Go through the material below and copy each line where the word "icon" appears.

**INPUT ROWS**
--
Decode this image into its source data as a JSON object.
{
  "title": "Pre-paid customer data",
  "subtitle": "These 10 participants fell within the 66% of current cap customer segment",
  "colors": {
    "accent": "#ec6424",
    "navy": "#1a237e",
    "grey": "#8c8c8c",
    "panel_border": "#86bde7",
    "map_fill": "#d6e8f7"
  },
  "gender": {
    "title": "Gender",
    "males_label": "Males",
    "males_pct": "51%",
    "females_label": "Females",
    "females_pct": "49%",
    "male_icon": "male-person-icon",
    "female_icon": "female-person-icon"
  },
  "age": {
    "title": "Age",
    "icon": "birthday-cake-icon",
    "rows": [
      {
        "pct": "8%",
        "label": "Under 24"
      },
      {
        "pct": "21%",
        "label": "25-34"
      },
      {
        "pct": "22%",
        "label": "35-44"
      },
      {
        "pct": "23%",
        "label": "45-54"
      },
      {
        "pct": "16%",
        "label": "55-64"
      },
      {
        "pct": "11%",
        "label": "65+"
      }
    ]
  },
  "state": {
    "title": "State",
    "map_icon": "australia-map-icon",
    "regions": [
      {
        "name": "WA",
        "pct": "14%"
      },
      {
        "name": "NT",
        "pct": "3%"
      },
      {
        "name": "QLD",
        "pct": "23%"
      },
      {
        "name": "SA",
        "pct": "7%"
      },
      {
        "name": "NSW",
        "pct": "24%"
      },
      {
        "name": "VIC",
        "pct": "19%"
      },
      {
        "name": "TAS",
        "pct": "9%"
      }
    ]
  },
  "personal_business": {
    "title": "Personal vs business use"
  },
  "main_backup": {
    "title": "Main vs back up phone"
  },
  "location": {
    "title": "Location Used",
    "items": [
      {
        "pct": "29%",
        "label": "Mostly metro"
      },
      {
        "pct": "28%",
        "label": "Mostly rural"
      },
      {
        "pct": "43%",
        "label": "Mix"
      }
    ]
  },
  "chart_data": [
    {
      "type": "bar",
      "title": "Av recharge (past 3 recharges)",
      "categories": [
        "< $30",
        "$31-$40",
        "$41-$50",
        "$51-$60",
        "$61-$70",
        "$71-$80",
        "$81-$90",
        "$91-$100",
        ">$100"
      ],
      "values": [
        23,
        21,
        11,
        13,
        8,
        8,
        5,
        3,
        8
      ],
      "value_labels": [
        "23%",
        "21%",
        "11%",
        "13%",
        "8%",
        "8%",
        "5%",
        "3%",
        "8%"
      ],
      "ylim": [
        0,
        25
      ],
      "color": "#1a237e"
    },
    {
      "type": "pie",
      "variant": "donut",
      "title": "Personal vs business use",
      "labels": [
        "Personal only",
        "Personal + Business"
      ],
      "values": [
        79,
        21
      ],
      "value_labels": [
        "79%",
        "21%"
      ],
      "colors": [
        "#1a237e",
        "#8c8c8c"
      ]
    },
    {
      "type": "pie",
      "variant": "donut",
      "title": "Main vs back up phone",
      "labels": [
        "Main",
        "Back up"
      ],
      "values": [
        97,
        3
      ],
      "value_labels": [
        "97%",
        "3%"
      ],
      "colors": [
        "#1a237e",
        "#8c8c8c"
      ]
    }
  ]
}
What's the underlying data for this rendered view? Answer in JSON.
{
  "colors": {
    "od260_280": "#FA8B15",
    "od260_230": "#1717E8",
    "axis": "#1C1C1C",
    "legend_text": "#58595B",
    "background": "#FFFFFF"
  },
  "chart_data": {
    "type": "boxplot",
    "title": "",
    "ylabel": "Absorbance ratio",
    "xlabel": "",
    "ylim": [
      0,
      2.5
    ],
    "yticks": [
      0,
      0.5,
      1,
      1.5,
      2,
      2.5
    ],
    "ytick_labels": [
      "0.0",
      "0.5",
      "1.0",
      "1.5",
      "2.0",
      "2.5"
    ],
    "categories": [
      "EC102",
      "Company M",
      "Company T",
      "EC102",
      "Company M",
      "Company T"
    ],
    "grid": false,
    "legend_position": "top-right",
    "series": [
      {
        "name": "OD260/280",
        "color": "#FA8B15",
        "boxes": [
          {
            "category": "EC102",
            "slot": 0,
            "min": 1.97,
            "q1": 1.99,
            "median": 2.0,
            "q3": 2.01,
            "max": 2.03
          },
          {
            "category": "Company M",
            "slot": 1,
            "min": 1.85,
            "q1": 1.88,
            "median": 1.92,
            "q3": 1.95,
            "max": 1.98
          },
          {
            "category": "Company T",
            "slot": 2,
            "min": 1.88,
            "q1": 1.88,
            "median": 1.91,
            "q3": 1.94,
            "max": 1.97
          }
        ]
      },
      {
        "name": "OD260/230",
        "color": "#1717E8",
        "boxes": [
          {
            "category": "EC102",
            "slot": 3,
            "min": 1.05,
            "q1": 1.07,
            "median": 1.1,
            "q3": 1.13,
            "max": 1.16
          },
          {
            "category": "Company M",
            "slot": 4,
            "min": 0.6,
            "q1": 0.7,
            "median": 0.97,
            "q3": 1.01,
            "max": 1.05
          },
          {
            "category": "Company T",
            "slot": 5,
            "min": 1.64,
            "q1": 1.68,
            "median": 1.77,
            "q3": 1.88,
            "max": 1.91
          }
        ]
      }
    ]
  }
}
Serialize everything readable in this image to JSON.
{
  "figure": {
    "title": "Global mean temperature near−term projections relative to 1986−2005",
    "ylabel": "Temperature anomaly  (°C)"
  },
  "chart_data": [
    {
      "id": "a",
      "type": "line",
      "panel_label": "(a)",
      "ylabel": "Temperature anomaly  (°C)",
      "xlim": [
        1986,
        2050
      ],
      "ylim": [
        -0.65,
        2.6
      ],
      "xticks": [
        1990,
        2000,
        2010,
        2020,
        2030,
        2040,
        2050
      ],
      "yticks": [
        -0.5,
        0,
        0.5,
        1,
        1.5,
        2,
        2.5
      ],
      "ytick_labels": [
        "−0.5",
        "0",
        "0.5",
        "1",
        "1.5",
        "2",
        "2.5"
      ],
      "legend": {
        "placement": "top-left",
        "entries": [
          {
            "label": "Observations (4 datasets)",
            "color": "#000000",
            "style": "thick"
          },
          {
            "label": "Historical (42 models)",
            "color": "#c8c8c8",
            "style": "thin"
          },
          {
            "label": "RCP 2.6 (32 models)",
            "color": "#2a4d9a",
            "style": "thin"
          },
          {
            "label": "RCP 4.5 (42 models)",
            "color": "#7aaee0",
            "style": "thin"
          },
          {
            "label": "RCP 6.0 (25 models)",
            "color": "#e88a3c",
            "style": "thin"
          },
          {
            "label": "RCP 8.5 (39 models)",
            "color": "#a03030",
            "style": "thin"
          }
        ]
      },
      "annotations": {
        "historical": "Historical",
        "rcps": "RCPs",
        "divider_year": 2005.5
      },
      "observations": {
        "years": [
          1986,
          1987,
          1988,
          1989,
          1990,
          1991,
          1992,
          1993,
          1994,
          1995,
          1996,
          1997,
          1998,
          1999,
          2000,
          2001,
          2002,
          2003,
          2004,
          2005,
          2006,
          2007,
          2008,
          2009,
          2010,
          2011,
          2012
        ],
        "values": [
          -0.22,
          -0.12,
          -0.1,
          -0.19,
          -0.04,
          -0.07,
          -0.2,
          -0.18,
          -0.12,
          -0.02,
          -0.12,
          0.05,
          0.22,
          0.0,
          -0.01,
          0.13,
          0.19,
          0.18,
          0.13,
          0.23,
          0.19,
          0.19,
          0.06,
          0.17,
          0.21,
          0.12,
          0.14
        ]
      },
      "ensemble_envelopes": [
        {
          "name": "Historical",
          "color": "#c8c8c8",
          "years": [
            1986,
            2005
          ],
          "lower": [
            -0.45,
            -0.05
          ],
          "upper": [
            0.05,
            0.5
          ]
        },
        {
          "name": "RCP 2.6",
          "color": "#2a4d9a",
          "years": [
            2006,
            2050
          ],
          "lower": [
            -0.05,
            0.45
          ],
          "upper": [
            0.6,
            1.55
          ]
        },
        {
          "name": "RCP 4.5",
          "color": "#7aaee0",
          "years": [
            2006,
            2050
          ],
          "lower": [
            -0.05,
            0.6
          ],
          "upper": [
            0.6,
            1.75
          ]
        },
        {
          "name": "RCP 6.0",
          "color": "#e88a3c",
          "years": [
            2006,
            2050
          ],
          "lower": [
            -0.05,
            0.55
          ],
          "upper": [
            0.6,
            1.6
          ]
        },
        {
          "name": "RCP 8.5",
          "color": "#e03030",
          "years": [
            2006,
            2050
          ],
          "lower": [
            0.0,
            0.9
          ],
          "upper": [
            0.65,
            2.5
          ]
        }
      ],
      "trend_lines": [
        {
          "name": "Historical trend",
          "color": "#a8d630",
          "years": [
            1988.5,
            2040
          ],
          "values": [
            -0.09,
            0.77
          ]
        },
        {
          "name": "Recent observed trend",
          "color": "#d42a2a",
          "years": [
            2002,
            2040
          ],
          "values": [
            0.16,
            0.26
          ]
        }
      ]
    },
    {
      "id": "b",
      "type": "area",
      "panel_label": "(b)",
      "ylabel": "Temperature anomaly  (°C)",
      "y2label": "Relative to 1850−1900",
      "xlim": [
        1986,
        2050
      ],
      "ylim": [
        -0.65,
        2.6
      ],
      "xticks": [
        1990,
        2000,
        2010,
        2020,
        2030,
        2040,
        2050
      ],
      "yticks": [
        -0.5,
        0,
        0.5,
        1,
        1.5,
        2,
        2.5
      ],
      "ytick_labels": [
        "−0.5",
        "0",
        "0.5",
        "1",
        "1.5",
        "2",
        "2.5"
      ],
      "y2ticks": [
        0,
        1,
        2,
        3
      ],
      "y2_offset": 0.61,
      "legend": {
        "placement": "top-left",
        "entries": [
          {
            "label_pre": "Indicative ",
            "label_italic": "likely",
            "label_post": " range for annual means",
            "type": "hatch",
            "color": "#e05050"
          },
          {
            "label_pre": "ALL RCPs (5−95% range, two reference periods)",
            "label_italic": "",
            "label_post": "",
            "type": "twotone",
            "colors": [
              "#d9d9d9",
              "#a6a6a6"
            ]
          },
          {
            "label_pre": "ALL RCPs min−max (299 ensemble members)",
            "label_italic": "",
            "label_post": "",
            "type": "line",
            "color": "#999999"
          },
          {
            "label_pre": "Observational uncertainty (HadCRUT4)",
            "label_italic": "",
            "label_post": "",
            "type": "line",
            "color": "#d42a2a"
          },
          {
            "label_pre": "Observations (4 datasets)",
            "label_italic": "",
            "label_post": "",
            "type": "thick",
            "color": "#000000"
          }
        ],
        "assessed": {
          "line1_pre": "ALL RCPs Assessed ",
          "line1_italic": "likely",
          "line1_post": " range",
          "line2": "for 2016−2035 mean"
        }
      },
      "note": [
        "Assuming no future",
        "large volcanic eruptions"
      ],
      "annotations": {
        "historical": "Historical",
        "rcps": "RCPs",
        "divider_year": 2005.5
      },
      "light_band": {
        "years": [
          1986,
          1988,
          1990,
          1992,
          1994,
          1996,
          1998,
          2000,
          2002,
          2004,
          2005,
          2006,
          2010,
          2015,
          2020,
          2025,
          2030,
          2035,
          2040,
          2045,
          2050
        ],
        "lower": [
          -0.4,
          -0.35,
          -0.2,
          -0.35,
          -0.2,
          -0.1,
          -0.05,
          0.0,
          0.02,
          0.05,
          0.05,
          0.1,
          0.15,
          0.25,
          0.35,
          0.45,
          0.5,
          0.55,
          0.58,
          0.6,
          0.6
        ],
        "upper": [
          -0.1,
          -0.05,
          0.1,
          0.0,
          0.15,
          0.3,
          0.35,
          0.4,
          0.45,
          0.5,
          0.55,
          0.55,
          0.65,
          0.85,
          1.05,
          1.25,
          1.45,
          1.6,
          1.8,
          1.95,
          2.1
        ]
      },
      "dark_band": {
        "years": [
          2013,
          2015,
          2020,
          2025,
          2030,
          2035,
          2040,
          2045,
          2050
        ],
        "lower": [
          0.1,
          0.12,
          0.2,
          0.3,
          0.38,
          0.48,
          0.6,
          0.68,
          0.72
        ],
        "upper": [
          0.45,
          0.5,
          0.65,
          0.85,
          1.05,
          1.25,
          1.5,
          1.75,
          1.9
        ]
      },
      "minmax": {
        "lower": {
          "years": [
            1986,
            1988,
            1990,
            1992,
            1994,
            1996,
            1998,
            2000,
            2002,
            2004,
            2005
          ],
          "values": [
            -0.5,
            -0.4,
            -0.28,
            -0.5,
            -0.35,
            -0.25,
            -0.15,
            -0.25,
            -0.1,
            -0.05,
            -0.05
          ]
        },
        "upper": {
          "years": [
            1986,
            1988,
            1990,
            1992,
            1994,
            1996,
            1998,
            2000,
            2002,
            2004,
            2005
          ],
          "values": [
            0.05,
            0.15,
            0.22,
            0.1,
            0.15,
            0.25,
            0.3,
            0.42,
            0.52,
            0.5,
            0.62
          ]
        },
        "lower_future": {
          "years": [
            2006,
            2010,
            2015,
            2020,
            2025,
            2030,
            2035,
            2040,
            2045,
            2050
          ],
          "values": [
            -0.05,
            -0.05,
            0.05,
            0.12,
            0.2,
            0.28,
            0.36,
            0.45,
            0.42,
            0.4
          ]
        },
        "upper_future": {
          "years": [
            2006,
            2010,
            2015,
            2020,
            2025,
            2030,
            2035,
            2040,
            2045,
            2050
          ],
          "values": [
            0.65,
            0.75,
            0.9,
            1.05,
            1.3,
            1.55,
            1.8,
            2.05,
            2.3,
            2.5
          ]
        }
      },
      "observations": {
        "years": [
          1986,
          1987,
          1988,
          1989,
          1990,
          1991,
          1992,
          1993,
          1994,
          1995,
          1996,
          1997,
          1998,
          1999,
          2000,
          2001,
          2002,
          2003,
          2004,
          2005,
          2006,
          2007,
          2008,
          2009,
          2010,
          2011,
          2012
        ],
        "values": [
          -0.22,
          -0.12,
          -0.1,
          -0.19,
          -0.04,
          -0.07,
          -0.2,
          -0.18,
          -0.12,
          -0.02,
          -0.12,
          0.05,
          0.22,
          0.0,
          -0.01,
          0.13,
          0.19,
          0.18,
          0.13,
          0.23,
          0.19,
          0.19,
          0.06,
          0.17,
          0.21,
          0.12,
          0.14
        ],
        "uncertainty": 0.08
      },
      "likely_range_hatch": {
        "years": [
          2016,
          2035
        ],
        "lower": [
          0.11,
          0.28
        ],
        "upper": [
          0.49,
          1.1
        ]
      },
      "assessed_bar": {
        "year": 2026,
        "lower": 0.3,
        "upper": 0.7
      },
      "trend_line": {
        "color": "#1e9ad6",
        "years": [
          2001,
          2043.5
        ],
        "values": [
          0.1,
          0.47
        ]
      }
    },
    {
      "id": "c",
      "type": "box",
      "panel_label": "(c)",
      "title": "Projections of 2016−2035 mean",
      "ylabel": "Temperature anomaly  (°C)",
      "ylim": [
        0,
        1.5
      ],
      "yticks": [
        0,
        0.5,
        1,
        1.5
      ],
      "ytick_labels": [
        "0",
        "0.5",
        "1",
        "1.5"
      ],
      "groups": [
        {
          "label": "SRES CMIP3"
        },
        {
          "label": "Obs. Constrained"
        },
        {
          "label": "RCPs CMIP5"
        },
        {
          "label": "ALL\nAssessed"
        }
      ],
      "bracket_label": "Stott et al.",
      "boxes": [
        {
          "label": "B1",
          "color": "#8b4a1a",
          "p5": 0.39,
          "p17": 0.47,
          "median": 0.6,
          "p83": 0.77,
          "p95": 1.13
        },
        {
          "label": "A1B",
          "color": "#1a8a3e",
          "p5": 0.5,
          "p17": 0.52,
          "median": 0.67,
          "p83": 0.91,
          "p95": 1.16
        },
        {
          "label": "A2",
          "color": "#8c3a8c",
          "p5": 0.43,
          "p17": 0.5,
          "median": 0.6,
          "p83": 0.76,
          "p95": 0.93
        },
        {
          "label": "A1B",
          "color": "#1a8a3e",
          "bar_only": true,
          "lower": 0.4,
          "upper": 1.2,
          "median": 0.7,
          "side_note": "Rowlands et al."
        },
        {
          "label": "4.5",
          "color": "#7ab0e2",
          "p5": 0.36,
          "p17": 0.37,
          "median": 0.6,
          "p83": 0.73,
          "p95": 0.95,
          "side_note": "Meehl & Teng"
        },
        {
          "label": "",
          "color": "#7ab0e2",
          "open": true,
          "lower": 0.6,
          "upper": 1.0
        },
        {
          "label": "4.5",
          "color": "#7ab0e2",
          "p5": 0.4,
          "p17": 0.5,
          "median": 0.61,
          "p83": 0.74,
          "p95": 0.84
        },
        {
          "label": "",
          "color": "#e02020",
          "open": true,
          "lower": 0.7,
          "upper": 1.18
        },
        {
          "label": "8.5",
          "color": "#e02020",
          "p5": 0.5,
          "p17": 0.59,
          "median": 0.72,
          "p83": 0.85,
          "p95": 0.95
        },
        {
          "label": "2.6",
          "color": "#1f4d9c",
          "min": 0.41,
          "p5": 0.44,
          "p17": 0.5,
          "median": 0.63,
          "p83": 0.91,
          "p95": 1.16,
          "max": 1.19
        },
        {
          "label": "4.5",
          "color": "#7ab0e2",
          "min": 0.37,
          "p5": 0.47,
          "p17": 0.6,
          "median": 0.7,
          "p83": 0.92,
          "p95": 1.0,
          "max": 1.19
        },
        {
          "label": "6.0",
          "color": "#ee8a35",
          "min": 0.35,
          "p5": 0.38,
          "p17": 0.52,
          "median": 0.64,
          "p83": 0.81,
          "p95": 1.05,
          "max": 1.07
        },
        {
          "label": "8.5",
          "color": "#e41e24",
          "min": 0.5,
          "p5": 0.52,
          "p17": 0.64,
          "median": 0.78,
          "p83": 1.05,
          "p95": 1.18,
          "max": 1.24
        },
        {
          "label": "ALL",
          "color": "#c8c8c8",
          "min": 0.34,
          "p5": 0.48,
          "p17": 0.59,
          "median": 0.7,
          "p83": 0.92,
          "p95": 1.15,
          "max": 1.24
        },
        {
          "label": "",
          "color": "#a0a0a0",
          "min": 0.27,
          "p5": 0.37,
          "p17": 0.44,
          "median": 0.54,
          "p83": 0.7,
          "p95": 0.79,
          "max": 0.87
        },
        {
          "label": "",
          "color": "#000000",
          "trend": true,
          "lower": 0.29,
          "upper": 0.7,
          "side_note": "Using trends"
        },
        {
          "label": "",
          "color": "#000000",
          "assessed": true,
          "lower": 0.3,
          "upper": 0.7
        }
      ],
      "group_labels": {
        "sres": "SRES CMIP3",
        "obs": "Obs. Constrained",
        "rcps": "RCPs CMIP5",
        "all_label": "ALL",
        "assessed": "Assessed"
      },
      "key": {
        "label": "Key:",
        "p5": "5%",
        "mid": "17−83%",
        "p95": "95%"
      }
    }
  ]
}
--
**SOLUTION FOR THIS PROBLEM**
    "male_icon": "male-person-icon",
    "female_icon": "female-person-icon"
    "icon": "birthday-cake-icon",
    "map_icon": "australia-map-icon",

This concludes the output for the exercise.